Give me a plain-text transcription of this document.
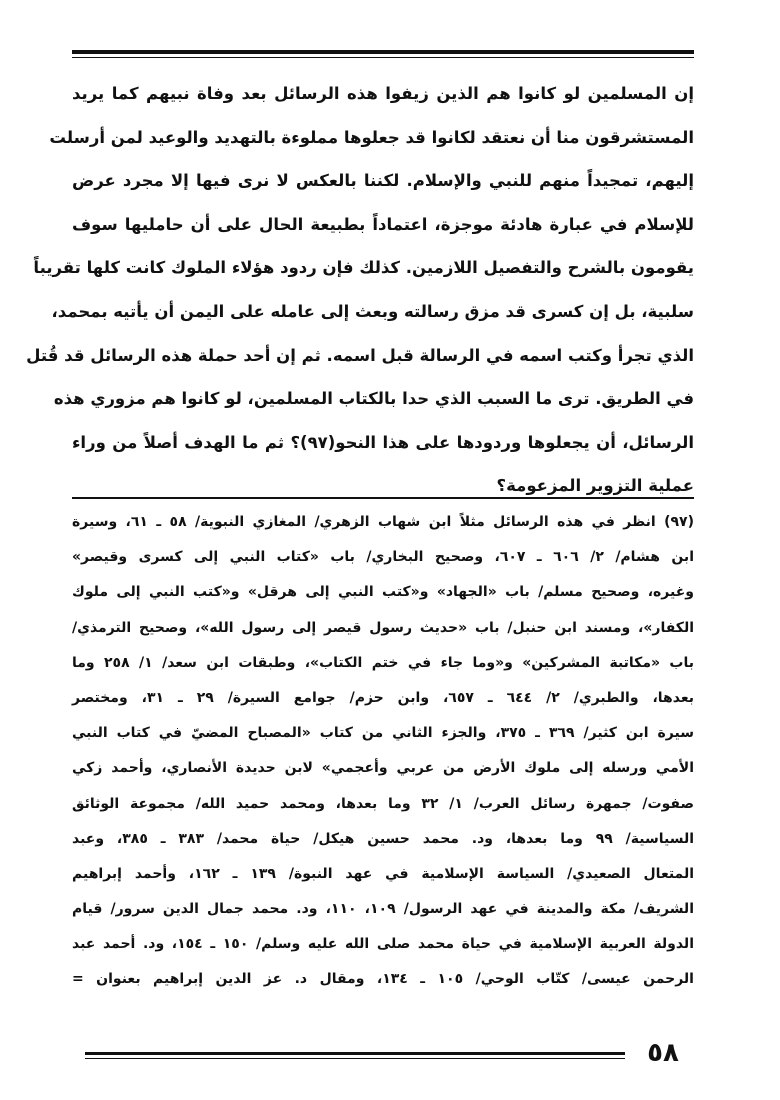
إن المسلمين لو كانوا هم الذين زيفوا هذه الرسائل بعد وفاة نبيهم كما يريد
المستشرقون منا أن نعتقد لكانوا قد جعلوها مملوءة بالتهديد والوعيد لمن أرسلت
إليهم، تمجيداً منهم للنبي والإسلام. لكننا بالعكس لا نرى فيها إلا مجرد عرض
للإسلام في عبارة هادئة موجزة، اعتماداً بطبيعة الحال على أن حامليها سوف
يقومون بالشرح والتفصيل اللازمين. كذلك فإن ردود هؤلاء الملوك كانت كلها تقريباً
سلبية، بل إن كسرى قد مزق رسالته وبعث إلى عامله على اليمن أن يأتيه بمحمد،
الذي تجرأ وكتب اسمه في الرسالة قبل اسمه. ثم إن أحد حملة هذه الرسائل قد قُتل
في الطريق. ترى ما السبب الذي حدا بالكتاب المسلمين، لو كانوا هم مزوري هذه
الرسائل، أن يجعلوها وردودها على هذا النحو(٩٧)؟ ثم ما الهدف أصلاً من وراء
عملية التزوير المزعومة؟
(٩٧) انظر في هذه الرسائل مثلاً ابن شهاب الزهري/ المغازي النبوية/ ٥٨ ـ ٦١، وسيرة
ابن هشام/ ٢/ ٦٠٦ ـ ٦٠٧، وصحيح البخاري/ باب «كتاب النبي إلى كسرى وقيصر»
وغيره، وصحيح مسلم/ باب «الجهاد» و«كتب النبي إلى هرقل» و«كتب النبي إلى ملوك
الكفار»، ومسند ابن حنبل/ باب «حديث رسول قيصر إلى رسول الله»، وصحيح الترمذي/
باب «مكاتبة المشركين» و«وما جاء في ختم الكتاب»، وطبقات ابن سعد/ ١/ ٢٥٨ وما
بعدها، والطبري/ ٢/ ٦٤٤ ـ ٦٥٧، وابن حزم/ جوامع السيرة/ ٢٩ ـ ٣١، ومختصر
سيرة ابن كثير/ ٣٦٩ ـ ٣٧٥، والجزء الثاني من كتاب «المصباح المضيّ في كتاب النبي
الأمي ورسله إلى ملوك الأرض من عربي وأعجمي» لابن حديدة الأنصاري، وأحمد زكي
صفوت/ جمهرة رسائل العرب/ ١/ ٣٢ وما بعدها، ومحمد حميد الله/ مجموعة الوثائق
السياسية/ ٩٩ وما بعدها، ود. محمد حسين هيكل/ حياة محمد/ ٣٨٣ ـ ٣٨٥، وعبد
المتعال الصعيدي/ السياسة الإسلامية في عهد النبوة/ ١٣٩ ـ ١٦٢، وأحمد إبراهيم
الشريف/ مكة والمدينة في عهد الرسول/ ١٠٩، ١١٠، ود. محمد جمال الدين سرور/ قيام
الدولة العربية الإسلامية في حياة محمد صلى الله عليه وسلم/ ١٥٠ ـ ١٥٤، ود. أحمد عبد
الرحمن عيسى/ كتّاب الوحي/ ١٠٥ ـ ١٣٤، ومقال د. عز الدين إبراهيم بعنوان =
٥٨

☆ ☆ ☆ ☆ ☆ ☆ ☆

**EXERCISE OBJECTIVE:** Track down every line with the word "الله" and copy it.

**RESPONSE TO THIS EXERCISE:**
الكفار»، ومسند ابن حنبل/ باب «حديث رسول قيصر إلى رسول الله»، وصحيح الترمذي/
صفوت/ جمهرة رسائل العرب/ ١/ ٣٢ وما بعدها، ومحمد حميد الله/ مجموعة الوثائق
الدولة العربية الإسلامية في حياة محمد صلى الله عليه وسلم/ ١٥٠ ـ ١٥٤، ود. أحمد عبد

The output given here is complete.